* Work required: Output the entries word for word. Omit images.

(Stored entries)
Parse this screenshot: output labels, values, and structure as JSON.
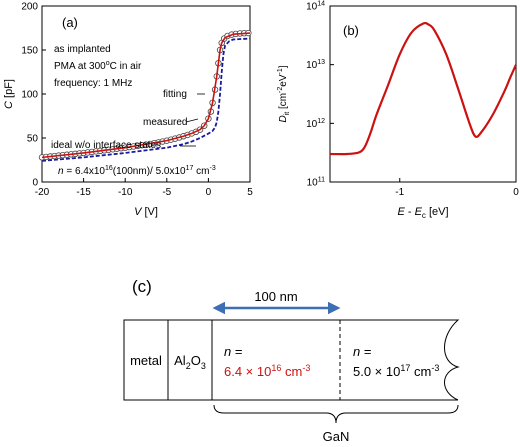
{
  "panel_a": {
    "label": "(a)",
    "notes": [
      "as implanted",
      "PMA at 300",
      "o",
      "C in air",
      "frequency: 1 MHz"
    ],
    "annotations": {
      "fitting": "fitting",
      "measured": "measured",
      "ideal": "ideal w/o interface states"
    },
    "doping": {
      "n": "n",
      "eq": " = 6.4x10",
      "e1": "16",
      "mid": "(100nm)/ 5.0x10",
      "e2": "17",
      "unit": " cm",
      "unit_exp": "-3"
    },
    "xlabel": {
      "v": "V",
      "unit": " [V]"
    },
    "ylabel": {
      "c": "C",
      "unit": " [pF]"
    }
  },
  "panel_b": {
    "label": "(b)",
    "xlabel": {
      "e": "E",
      "minus": " - ",
      "ec": "E",
      "ec_sub": "c",
      "unit": " [eV]"
    },
    "ylabel": {
      "d": "D",
      "d_sub": "it",
      "unit": " [cm",
      "e1": "-2",
      "ev": "eV",
      "e2": "-1",
      "close": "]"
    }
  },
  "panel_c": {
    "label": "(c)",
    "width_label": "100 nm",
    "metal": "metal",
    "oxide": {
      "base": "Al",
      "sub1": "2",
      "mid": "O",
      "sub2": "3"
    },
    "region1": {
      "n": "n",
      "eq": " =",
      "value": "6.4 × 10",
      "exp": "16",
      "unit": " cm",
      "unit_exp": "-3"
    },
    "region2": {
      "n": "n",
      "eq": " =",
      "value": "5.0 × 10",
      "exp": "17",
      "unit": " cm",
      "unit_exp": "-3"
    },
    "substrate": "GaN"
  },
  "colors": {
    "fit": "#cc1111",
    "ideal": "#1a1aa0",
    "marker_fill": "#ffffff",
    "marker_edge": "#444444",
    "arrow": "#3c6fb4",
    "accent_text": "#cc1111"
  },
  "chart_data": [
    {
      "type": "scatter",
      "title": "",
      "xlabel": "V [V]",
      "ylabel": "C [pF]",
      "xlim": [
        -20,
        5
      ],
      "ylim": [
        0,
        200
      ],
      "xticks": [
        -20,
        -15,
        -10,
        -5,
        0,
        5
      ],
      "yticks": [
        0,
        50,
        100,
        150,
        200
      ],
      "series": [
        {
          "name": "measured",
          "style": "open circles",
          "points": [
            [
              -20,
              28
            ],
            [
              -19.5,
              28.5
            ],
            [
              -19,
              29
            ],
            [
              -18.5,
              29.5
            ],
            [
              -18,
              30
            ],
            [
              -17.5,
              30.5
            ],
            [
              -17,
              31
            ],
            [
              -16.5,
              31.5
            ],
            [
              -16,
              32
            ],
            [
              -15.5,
              32.5
            ],
            [
              -15,
              33
            ],
            [
              -14.5,
              33.6
            ],
            [
              -14,
              34.2
            ],
            [
              -13.5,
              34.8
            ],
            [
              -13,
              35.4
            ],
            [
              -12.5,
              36
            ],
            [
              -12,
              36.6
            ],
            [
              -11.5,
              37.2
            ],
            [
              -11,
              37.8
            ],
            [
              -10.5,
              38.4
            ],
            [
              -10,
              39
            ],
            [
              -9.5,
              39.7
            ],
            [
              -9,
              40.4
            ],
            [
              -8.5,
              41.1
            ],
            [
              -8,
              41.8
            ],
            [
              -7.5,
              42.5
            ],
            [
              -7,
              43.3
            ],
            [
              -6.5,
              44.1
            ],
            [
              -6,
              45
            ],
            [
              -5.5,
              46
            ],
            [
              -5,
              47
            ],
            [
              -4.5,
              48.1
            ],
            [
              -4,
              49.3
            ],
            [
              -3.5,
              50.6
            ],
            [
              -3,
              52
            ],
            [
              -2.5,
              53.5
            ],
            [
              -2,
              55.2
            ],
            [
              -1.5,
              57
            ],
            [
              -1,
              59.5
            ],
            [
              -0.5,
              64
            ],
            [
              0,
              72
            ],
            [
              0.3,
              80
            ],
            [
              0.5,
              90
            ],
            [
              0.8,
              105
            ],
            [
              1,
              120
            ],
            [
              1.2,
              135
            ],
            [
              1.4,
              150
            ],
            [
              1.6,
              158
            ],
            [
              1.9,
              163
            ],
            [
              2.3,
              166
            ],
            [
              2.8,
              167.5
            ],
            [
              3.3,
              168.3
            ],
            [
              3.8,
              168.8
            ],
            [
              4.3,
              169.1
            ],
            [
              4.8,
              169.3
            ]
          ]
        },
        {
          "name": "fitting",
          "style": "solid red line",
          "points": [
            [
              -20,
              28
            ],
            [
              -15,
              33
            ],
            [
              -10,
              39
            ],
            [
              -5,
              47
            ],
            [
              -3,
              52
            ],
            [
              -2,
              55.2
            ],
            [
              -1,
              59.5
            ],
            [
              -0.5,
              64
            ],
            [
              0,
              72
            ],
            [
              0.5,
              90
            ],
            [
              1,
              120
            ],
            [
              1.4,
              150
            ],
            [
              1.6,
              158
            ],
            [
              2,
              164
            ],
            [
              3,
              168
            ],
            [
              5,
              169.3
            ]
          ]
        },
        {
          "name": "ideal w/o interface states",
          "style": "dashed blue line",
          "points": [
            [
              -20,
              24
            ],
            [
              -15,
              28
            ],
            [
              -10,
              33
            ],
            [
              -5,
              39
            ],
            [
              -3,
              43
            ],
            [
              -2,
              46
            ],
            [
              -1,
              50
            ],
            [
              0,
              55
            ],
            [
              0.5,
              58
            ],
            [
              0.8,
              62
            ],
            [
              1,
              68
            ],
            [
              1.2,
              80
            ],
            [
              1.4,
              100
            ],
            [
              1.6,
              125
            ],
            [
              1.8,
              145
            ],
            [
              2,
              155
            ],
            [
              2.5,
              160
            ],
            [
              3,
              162
            ],
            [
              5,
              163
            ]
          ]
        }
      ]
    },
    {
      "type": "line",
      "title": "",
      "xlabel": "E - Ec [eV]",
      "ylabel": "Dit [cm-2eV-1]",
      "xlim": [
        -1.6,
        0
      ],
      "ylim": [
        100000000000.0,
        100000000000000.0
      ],
      "yscale": "log",
      "xticks": [
        -1,
        0
      ],
      "xtick_labels": [
        "-1",
        "0"
      ],
      "yticks": [
        100000000000.0,
        1000000000000.0,
        10000000000000.0,
        100000000000000.0
      ],
      "ytick_labels": [
        "10^11",
        "10^12",
        "10^13",
        "10^14"
      ],
      "series": [
        {
          "name": "",
          "points": [
            [
              -1.6,
              300000000000.0
            ],
            [
              -1.45,
              300000000000.0
            ],
            [
              -1.35,
              320000000000.0
            ],
            [
              -1.3,
              400000000000.0
            ],
            [
              -1.25,
              700000000000.0
            ],
            [
              -1.2,
              1400000000000.0
            ],
            [
              -1.1,
              4500000000000.0
            ],
            [
              -1.0,
              15000000000000.0
            ],
            [
              -0.9,
              35000000000000.0
            ],
            [
              -0.8,
              50000000000000.0
            ],
            [
              -0.75,
              48000000000000.0
            ],
            [
              -0.7,
              38000000000000.0
            ],
            [
              -0.6,
              15000000000000.0
            ],
            [
              -0.5,
              4000000000000.0
            ],
            [
              -0.4,
              1000000000000.0
            ],
            [
              -0.35,
              600000000000.0
            ],
            [
              -0.3,
              700000000000.0
            ],
            [
              -0.2,
              1400000000000.0
            ],
            [
              -0.1,
              3500000000000.0
            ],
            [
              -0.05,
              6000000000000.0
            ],
            [
              0,
              10000000000000.0
            ]
          ]
        }
      ]
    }
  ]
}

* Response below:
Parse this screenshot: output labels, values, and structure as JSON.
{
  "panel_a": {
    "label": "(a)",
    "notes": [
      "as implanted",
      "PMA at 300",
      "o",
      "C in air",
      "frequency: 1 MHz"
    ],
    "annotations": {
      "fitting": "fitting",
      "measured": "measured",
      "ideal": "ideal w/o interface states"
    },
    "doping": {
      "n": "n",
      "eq": " = 6.4x10",
      "e1": "16",
      "mid": "(100nm)/ 5.0x10",
      "e2": "17",
      "unit": " cm",
      "unit_exp": "-3"
    },
    "xlabel": {
      "v": "V",
      "unit": " [V]"
    },
    "ylabel": {
      "c": "C",
      "unit": " [pF]"
    }
  },
  "panel_b": {
    "label": "(b)",
    "xlabel": {
      "e": "E",
      "minus": " - ",
      "ec": "E",
      "ec_sub": "c",
      "unit": " [eV]"
    },
    "ylabel": {
      "d": "D",
      "d_sub": "it",
      "unit": " [cm",
      "e1": "-2",
      "ev": "eV",
      "e2": "-1",
      "close": "]"
    }
  },
  "panel_c": {
    "label": "(c)",
    "width_label": "100 nm",
    "metal": "metal",
    "oxide": {
      "base": "Al",
      "sub1": "2",
      "mid": "O",
      "sub2": "3"
    },
    "region1": {
      "n": "n",
      "eq": " =",
      "value": "6.4 × 10",
      "exp": "16",
      "unit": " cm",
      "unit_exp": "-3"
    },
    "region2": {
      "n": "n",
      "eq": " =",
      "value": "5.0 × 10",
      "exp": "17",
      "unit": " cm",
      "unit_exp": "-3"
    },
    "substrate": "GaN"
  },
  "colors": {
    "fit": "#cc1111",
    "ideal": "#1a1aa0",
    "marker_fill": "#ffffff",
    "marker_edge": "#444444",
    "arrow": "#3c6fb4",
    "accent_text": "#cc1111"
  },
  "chart_data": [
    {
      "type": "scatter",
      "title": "",
      "xlabel": "V [V]",
      "ylabel": "C [pF]",
      "xlim": [
        -20,
        5
      ],
      "ylim": [
        0,
        200
      ],
      "xticks": [
        -20,
        -15,
        -10,
        -5,
        0,
        5
      ],
      "yticks": [
        0,
        50,
        100,
        150,
        200
      ],
      "series": [
        {
          "name": "measured",
          "style": "open circles",
          "points": [
            [
              -20,
              28
            ],
            [
              -19.5,
              28.5
            ],
            [
              -19,
              29
            ],
            [
              -18.5,
              29.5
            ],
            [
              -18,
              30
            ],
            [
              -17.5,
              30.5
            ],
            [
              -17,
              31
            ],
            [
              -16.5,
              31.5
            ],
            [
              -16,
              32
            ],
            [
              -15.5,
              32.5
            ],
            [
              -15,
              33
            ],
            [
              -14.5,
              33.6
            ],
            [
              -14,
              34.2
            ],
            [
              -13.5,
              34.8
            ],
            [
              -13,
              35.4
            ],
            [
              -12.5,
              36
            ],
            [
              -12,
              36.6
            ],
            [
              -11.5,
              37.2
            ],
            [
              -11,
              37.8
            ],
            [
              -10.5,
              38.4
            ],
            [
              -10,
              39
            ],
            [
              -9.5,
              39.7
            ],
            [
              -9,
              40.4
            ],
            [
              -8.5,
              41.1
            ],
            [
              -8,
              41.8
            ],
            [
              -7.5,
              42.5
            ],
            [
              -7,
              43.3
            ],
            [
              -6.5,
              44.1
            ],
            [
              -6,
              45
            ],
            [
              -5.5,
              46
            ],
            [
              -5,
              47
            ],
            [
              -4.5,
              48.1
            ],
            [
              -4,
              49.3
            ],
            [
              -3.5,
              50.6
            ],
            [
              -3,
              52
            ],
            [
              -2.5,
              53.5
            ],
            [
              -2,
              55.2
            ],
            [
              -1.5,
              57
            ],
            [
              -1,
              59.5
            ],
            [
              -0.5,
              64
            ],
            [
              0,
              72
            ],
            [
              0.3,
              80
            ],
            [
              0.5,
              90
            ],
            [
              0.8,
              105
            ],
            [
              1,
              120
            ],
            [
              1.2,
              135
            ],
            [
              1.4,
              150
            ],
            [
              1.6,
              158
            ],
            [
              1.9,
              163
            ],
            [
              2.3,
              166
            ],
            [
              2.8,
              167.5
            ],
            [
              3.3,
              168.3
            ],
            [
              3.8,
              168.8
            ],
            [
              4.3,
              169.1
            ],
            [
              4.8,
              169.3
            ]
          ]
        },
        {
          "name": "fitting",
          "style": "solid red line",
          "points": [
            [
              -20,
              28
            ],
            [
              -15,
              33
            ],
            [
              -10,
              39
            ],
            [
              -5,
              47
            ],
            [
              -3,
              52
            ],
            [
              -2,
              55.2
            ],
            [
              -1,
              59.5
            ],
            [
              -0.5,
              64
            ],
            [
              0,
              72
            ],
            [
              0.5,
              90
            ],
            [
              1,
              120
            ],
            [
              1.4,
              150
            ],
            [
              1.6,
              158
            ],
            [
              2,
              164
            ],
            [
              3,
              168
            ],
            [
              5,
              169.3
            ]
          ]
        },
        {
          "name": "ideal w/o interface states",
          "style": "dashed blue line",
          "points": [
            [
              -20,
              24
            ],
            [
              -15,
              28
            ],
            [
              -10,
              33
            ],
            [
              -5,
              39
            ],
            [
              -3,
              43
            ],
            [
              -2,
              46
            ],
            [
              -1,
              50
            ],
            [
              0,
              55
            ],
            [
              0.5,
              58
            ],
            [
              0.8,
              62
            ],
            [
              1,
              68
            ],
            [
              1.2,
              80
            ],
            [
              1.4,
              100
            ],
            [
              1.6,
              125
            ],
            [
              1.8,
              145
            ],
            [
              2,
              155
            ],
            [
              2.5,
              160
            ],
            [
              3,
              162
            ],
            [
              5,
              163
            ]
          ]
        }
      ]
    },
    {
      "type": "line",
      "title": "",
      "xlabel": "E - Ec [eV]",
      "ylabel": "Dit [cm-2eV-1]",
      "xlim": [
        -1.6,
        0
      ],
      "ylim": [
        100000000000.0,
        100000000000000.0
      ],
      "yscale": "log",
      "xticks": [
        -1,
        0
      ],
      "xtick_labels": [
        "-1",
        "0"
      ],
      "yticks": [
        100000000000.0,
        1000000000000.0,
        10000000000000.0,
        100000000000000.0
      ],
      "ytick_labels": [
        "10^11",
        "10^12",
        "10^13",
        "10^14"
      ],
      "series": [
        {
          "name": "",
          "points": [
            [
              -1.6,
              300000000000.0
            ],
            [
              -1.45,
              300000000000.0
            ],
            [
              -1.35,
              320000000000.0
            ],
            [
              -1.3,
              400000000000.0
            ],
            [
              -1.25,
              700000000000.0
            ],
            [
              -1.2,
              1400000000000.0
            ],
            [
              -1.1,
              4500000000000.0
            ],
            [
              -1.0,
              15000000000000.0
            ],
            [
              -0.9,
              35000000000000.0
            ],
            [
              -0.8,
              50000000000000.0
            ],
            [
              -0.75,
              48000000000000.0
            ],
            [
              -0.7,
              38000000000000.0
            ],
            [
              -0.6,
              15000000000000.0
            ],
            [
              -0.5,
              4000000000000.0
            ],
            [
              -0.4,
              1000000000000.0
            ],
            [
              -0.35,
              600000000000.0
            ],
            [
              -0.3,
              700000000000.0
            ],
            [
              -0.2,
              1400000000000.0
            ],
            [
              -0.1,
              3500000000000.0
            ],
            [
              -0.05,
              6000000000000.0
            ],
            [
              0,
              10000000000000.0
            ]
          ]
        }
      ]
    }
  ]
}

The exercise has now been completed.